▸ Task directions
Reply with only the number of lines that contain the string "기술이전".

▸ Records provided
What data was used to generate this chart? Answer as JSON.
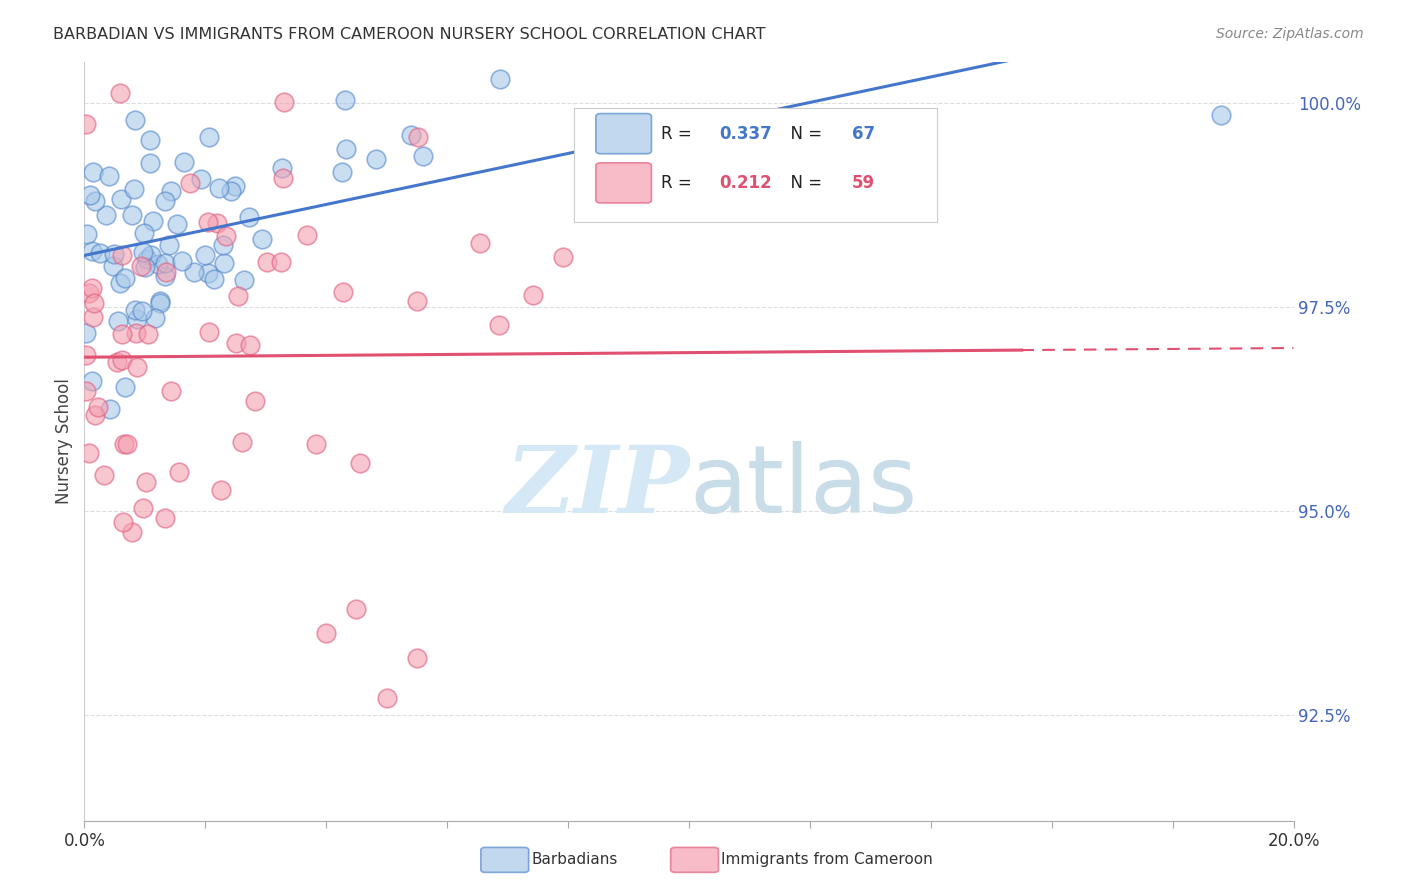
{
  "title": "BARBADIAN VS IMMIGRANTS FROM CAMEROON NURSERY SCHOOL CORRELATION CHART",
  "source": "Source: ZipAtlas.com",
  "ylabel": "Nursery School",
  "yticks": [
    92.5,
    95.0,
    97.5,
    100.0
  ],
  "ytick_labels": [
    "92.5%",
    "95.0%",
    "97.5%",
    "100.0%"
  ],
  "xmin": 0.0,
  "xmax": 0.2,
  "ymin": 91.2,
  "ymax": 100.5,
  "blue_R": 0.337,
  "blue_N": 67,
  "pink_R": 0.212,
  "pink_N": 59,
  "blue_color": "#a8c8e8",
  "pink_color": "#f4a0b0",
  "blue_edge_color": "#5588cc",
  "pink_edge_color": "#e06080",
  "blue_line_color": "#4477cc",
  "pink_line_color": "#e05070",
  "legend_label_blue": "Barbadians",
  "legend_label_pink": "Immigrants from Cameroon",
  "watermark_color": "#d5e8f5",
  "grid_color": "#dddddd",
  "tick_label_color": "#4466bb"
}
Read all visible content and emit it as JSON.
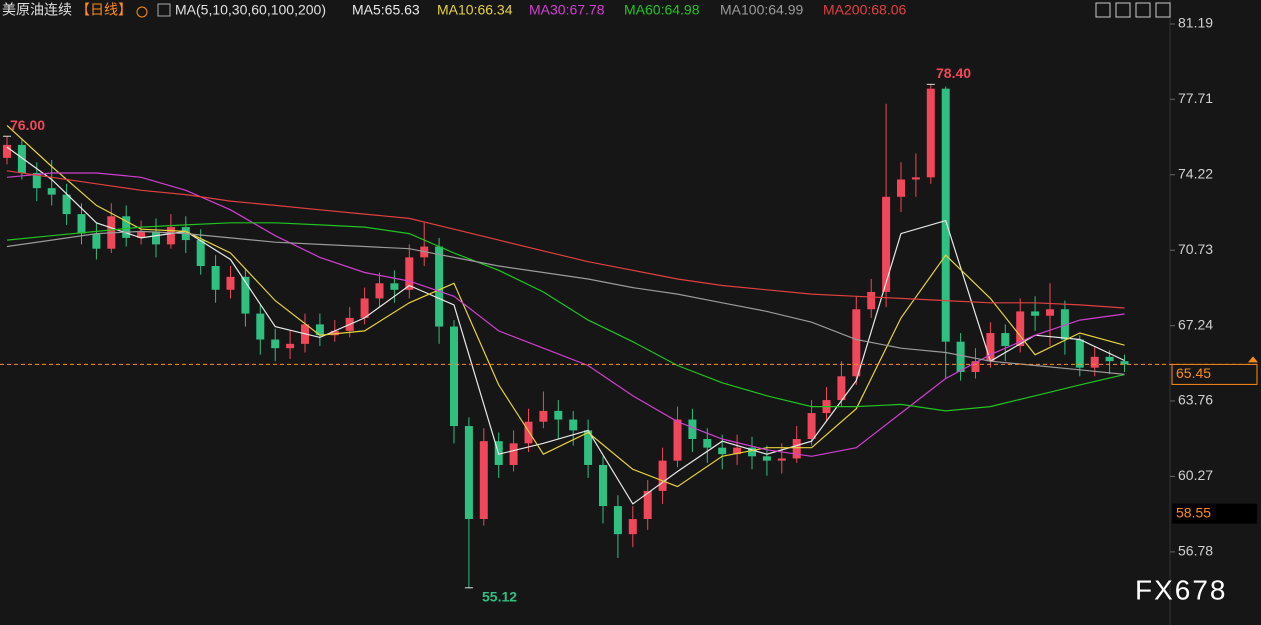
{
  "chart_data": {
    "type": "candlestick",
    "title": "美原油连续",
    "period": "【日线】",
    "ma_label": "MA(5,10,30,60,100,200)",
    "up_color": "#f0475a",
    "down_color": "#2fbf80",
    "grid": false,
    "ylim": [
      53.4,
      82.3
    ],
    "yticks": [
      81.19,
      77.71,
      74.22,
      70.73,
      67.24,
      63.76,
      60.27,
      56.78
    ],
    "open": [
      75.0,
      75.6,
      74.3,
      73.6,
      73.3,
      72.4,
      71.5,
      70.8,
      72.3,
      71.3,
      71.6,
      71.0,
      71.8,
      71.2,
      70.0,
      68.9,
      69.5,
      67.8,
      66.6,
      66.2,
      66.4,
      67.3,
      66.8,
      67.0,
      67.6,
      68.5,
      69.2,
      68.9,
      70.4,
      70.9,
      67.2,
      62.6,
      58.3,
      61.9,
      60.8,
      61.8,
      62.8,
      63.3,
      62.9,
      62.4,
      60.8,
      58.9,
      57.6,
      58.3,
      59.6,
      61.0,
      62.9,
      62.0,
      61.6,
      61.3,
      61.6,
      61.2,
      61.0,
      61.1,
      62.0,
      63.2,
      63.8,
      64.9,
      68.0,
      68.8,
      73.2,
      74.0,
      74.1,
      78.2,
      66.5,
      65.1,
      65.6,
      66.9,
      66.3,
      67.9,
      67.7,
      68.0,
      66.6,
      65.3,
      65.8,
      65.6
    ],
    "high": [
      76.0,
      75.9,
      74.8,
      74.9,
      73.8,
      72.9,
      72.0,
      72.9,
      72.8,
      72.1,
      72.2,
      72.4,
      72.3,
      71.7,
      70.5,
      70.0,
      69.9,
      68.2,
      67.1,
      67.0,
      67.8,
      67.8,
      67.5,
      68.1,
      69.0,
      69.7,
      69.8,
      71.0,
      72.0,
      71.3,
      67.5,
      63.0,
      62.5,
      62.3,
      62.4,
      63.4,
      64.2,
      63.8,
      63.3,
      62.9,
      61.2,
      59.4,
      58.9,
      60.1,
      61.6,
      63.5,
      63.4,
      62.5,
      62.2,
      62.2,
      62.1,
      61.7,
      61.8,
      62.6,
      63.8,
      64.4,
      65.6,
      68.6,
      69.4,
      77.5,
      74.8,
      75.2,
      78.4,
      78.3,
      66.9,
      66.2,
      67.4,
      67.3,
      68.5,
      68.6,
      69.2,
      68.4,
      66.8,
      66.3,
      66.1,
      65.9
    ],
    "low": [
      74.7,
      74.0,
      73.0,
      72.8,
      71.9,
      71.0,
      70.3,
      70.6,
      70.9,
      71.0,
      70.4,
      70.8,
      70.6,
      69.6,
      68.3,
      68.5,
      67.2,
      65.9,
      65.6,
      65.7,
      66.0,
      66.3,
      66.5,
      66.7,
      67.3,
      68.1,
      68.3,
      68.5,
      70.0,
      66.4,
      61.8,
      55.12,
      58.0,
      60.2,
      60.5,
      61.4,
      62.5,
      62.0,
      61.7,
      60.2,
      58.1,
      56.5,
      57.0,
      57.8,
      59.0,
      60.7,
      61.4,
      60.9,
      60.6,
      60.8,
      60.6,
      60.3,
      60.4,
      60.9,
      61.7,
      62.8,
      63.5,
      64.5,
      67.6,
      68.1,
      72.5,
      73.2,
      73.8,
      64.8,
      64.7,
      64.8,
      65.3,
      65.6,
      66.0,
      67.0,
      66.3,
      65.9,
      64.9,
      64.9,
      65.0,
      65.1
    ],
    "close": [
      75.6,
      74.3,
      73.6,
      73.3,
      72.4,
      71.5,
      70.8,
      72.3,
      71.3,
      71.6,
      71.0,
      71.8,
      71.2,
      70.0,
      68.9,
      69.5,
      67.8,
      66.6,
      66.2,
      66.4,
      67.3,
      66.8,
      67.0,
      67.6,
      68.5,
      69.2,
      68.9,
      70.4,
      70.9,
      67.2,
      62.6,
      58.3,
      61.9,
      60.8,
      61.8,
      62.8,
      63.3,
      62.9,
      62.4,
      60.8,
      58.9,
      57.6,
      58.3,
      59.6,
      61.0,
      62.9,
      62.0,
      61.6,
      61.3,
      61.6,
      61.2,
      61.0,
      61.1,
      62.0,
      63.2,
      63.8,
      64.9,
      68.0,
      68.8,
      73.2,
      74.0,
      74.1,
      78.2,
      66.5,
      65.1,
      65.6,
      66.9,
      66.3,
      67.9,
      67.7,
      68.0,
      66.6,
      65.3,
      65.8,
      65.6,
      65.45
    ],
    "ma_x": [
      0,
      3,
      6,
      9,
      12,
      15,
      18,
      21,
      24,
      27,
      30,
      33,
      36,
      39,
      42,
      45,
      48,
      51,
      54,
      57,
      60,
      63,
      66,
      69,
      72,
      75
    ],
    "series": [
      {
        "name": "MA5:65.63",
        "color": "#e8e8e8",
        "values": [
          75.5,
          74.0,
          72.0,
          71.3,
          71.6,
          70.3,
          67.2,
          66.7,
          67.6,
          69.1,
          68.2,
          61.3,
          61.8,
          62.4,
          59.0,
          60.5,
          61.9,
          61.3,
          61.9,
          64.7,
          71.5,
          72.1,
          65.6,
          66.8,
          66.6,
          65.63
        ]
      },
      {
        "name": "MA10:66.34",
        "color": "#e6d23a",
        "values": [
          76.5,
          74.6,
          72.8,
          71.7,
          71.6,
          70.6,
          68.4,
          66.8,
          67.0,
          68.3,
          69.2,
          64.5,
          61.3,
          62.3,
          60.6,
          59.8,
          61.2,
          61.6,
          61.6,
          63.4,
          67.6,
          70.5,
          68.5,
          65.9,
          66.9,
          66.34
        ]
      },
      {
        "name": "MA30:67.78",
        "color": "#d040d0",
        "values": [
          74.1,
          74.3,
          74.3,
          74.1,
          73.5,
          72.6,
          71.4,
          70.4,
          69.7,
          69.3,
          68.6,
          67.0,
          66.2,
          65.4,
          64.0,
          62.8,
          62.0,
          61.5,
          61.2,
          61.6,
          63.2,
          64.8,
          65.9,
          66.8,
          67.5,
          67.78
        ]
      },
      {
        "name": "MA60:64.98",
        "color": "#22c322",
        "values": [
          71.2,
          71.4,
          71.6,
          71.8,
          71.9,
          72.0,
          72.0,
          71.9,
          71.8,
          71.5,
          70.6,
          69.8,
          68.8,
          67.5,
          66.5,
          65.4,
          64.6,
          64.0,
          63.5,
          63.5,
          63.6,
          63.3,
          63.5,
          64.0,
          64.5,
          64.98
        ]
      },
      {
        "name": "MA100:64.99",
        "color": "#9a9a9a",
        "values": [
          70.9,
          71.2,
          71.5,
          71.6,
          71.5,
          71.3,
          71.1,
          71.0,
          70.9,
          70.8,
          70.4,
          70.0,
          69.7,
          69.4,
          69.0,
          68.7,
          68.3,
          67.9,
          67.4,
          66.6,
          66.2,
          66.0,
          65.6,
          65.4,
          65.2,
          64.99
        ]
      },
      {
        "name": "MA200:68.06",
        "color": "#e04040",
        "values": [
          74.4,
          74.1,
          73.8,
          73.5,
          73.3,
          73.0,
          72.8,
          72.6,
          72.4,
          72.2,
          71.7,
          71.2,
          70.7,
          70.2,
          69.8,
          69.4,
          69.1,
          68.9,
          68.7,
          68.6,
          68.5,
          68.4,
          68.3,
          68.3,
          68.2,
          68.06
        ]
      }
    ],
    "annotations": [
      "76.00",
      "78.40",
      "55.12"
    ],
    "last_price": 65.45,
    "cursor_price": 58.55,
    "watermark": "FX678"
  }
}
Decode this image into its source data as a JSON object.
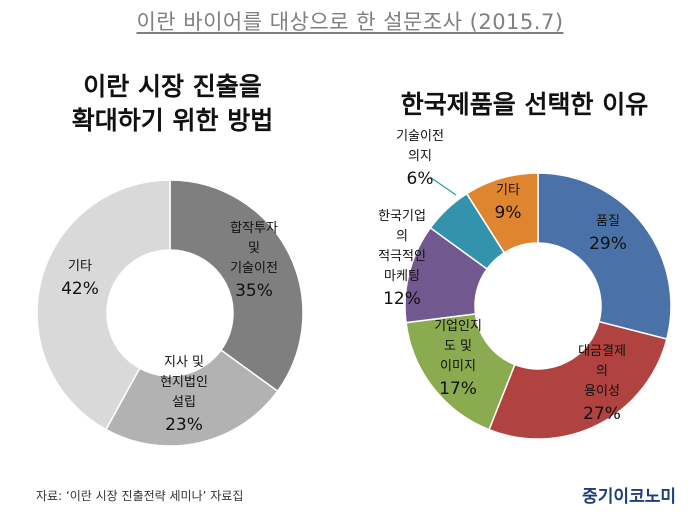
{
  "header": {
    "title": "이란 바이어를 대상으로 한 설문조사 (2015.7)"
  },
  "footer": {
    "source": "자료: ‘이란 시장 진출전략 세미나’ 자료집",
    "logo": "중기이코노미"
  },
  "chart_data": [
    {
      "type": "pie",
      "title": "이란 시장 진출을 확대하기 위한 방법",
      "title_lines": [
        "이란 시장 진출을",
        "확대하기 위한 방법"
      ],
      "slices": [
        {
          "label": "합작투자 및 기술이전",
          "label_lines": [
            "합작투자",
            "및",
            "기술이전"
          ],
          "value": 35,
          "value_label": "35%",
          "color": "#7f7f7f",
          "text_color": "#111111"
        },
        {
          "label": "지사 및 현지법인 설립",
          "label_lines": [
            "지사 및",
            "현지법인",
            "설립"
          ],
          "value": 23,
          "value_label": "23%",
          "color": "#b2b2b2",
          "text_color": "#111111"
        },
        {
          "label": "기타",
          "label_lines": [
            "기타"
          ],
          "value": 42,
          "value_label": "42%",
          "color": "#d9d9d9",
          "text_color": "#111111"
        }
      ]
    },
    {
      "type": "pie",
      "title": "한국제품을 선택한 이유",
      "title_lines": [
        "한국제품을 선택한 이유"
      ],
      "slices": [
        {
          "label": "품질",
          "label_lines": [
            "품질"
          ],
          "value": 29,
          "value_label": "29%",
          "color": "#4a72a8",
          "text_color": "#111111"
        },
        {
          "label": "대금결제의 용이성",
          "label_lines": [
            "대금결제",
            "의",
            "용이성"
          ],
          "value": 27,
          "value_label": "27%",
          "color": "#b0433f",
          "text_color": "#111111"
        },
        {
          "label": "기업인지도 및 이미지",
          "label_lines": [
            "기업인지",
            "도 및",
            "이미지"
          ],
          "value": 17,
          "value_label": "17%",
          "color": "#8aab4f",
          "text_color": "#111111"
        },
        {
          "label": "한국기업의 적극적인 마케팅",
          "label_lines": [
            "한국기업",
            "의",
            "적극적인",
            "마케팅"
          ],
          "value": 12,
          "value_label": "12%",
          "color": "#71588f",
          "text_color": "#111111"
        },
        {
          "label": "기술이전 의지",
          "label_lines": [
            "기술이전",
            "의지"
          ],
          "value": 6,
          "value_label": "6%",
          "color": "#3393ac",
          "text_color": "#111111"
        },
        {
          "label": "기타",
          "label_lines": [
            "기타"
          ],
          "value": 9,
          "value_label": "9%",
          "color": "#e0852f",
          "text_color": "#111111"
        }
      ]
    }
  ]
}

▸ Solution for this task
4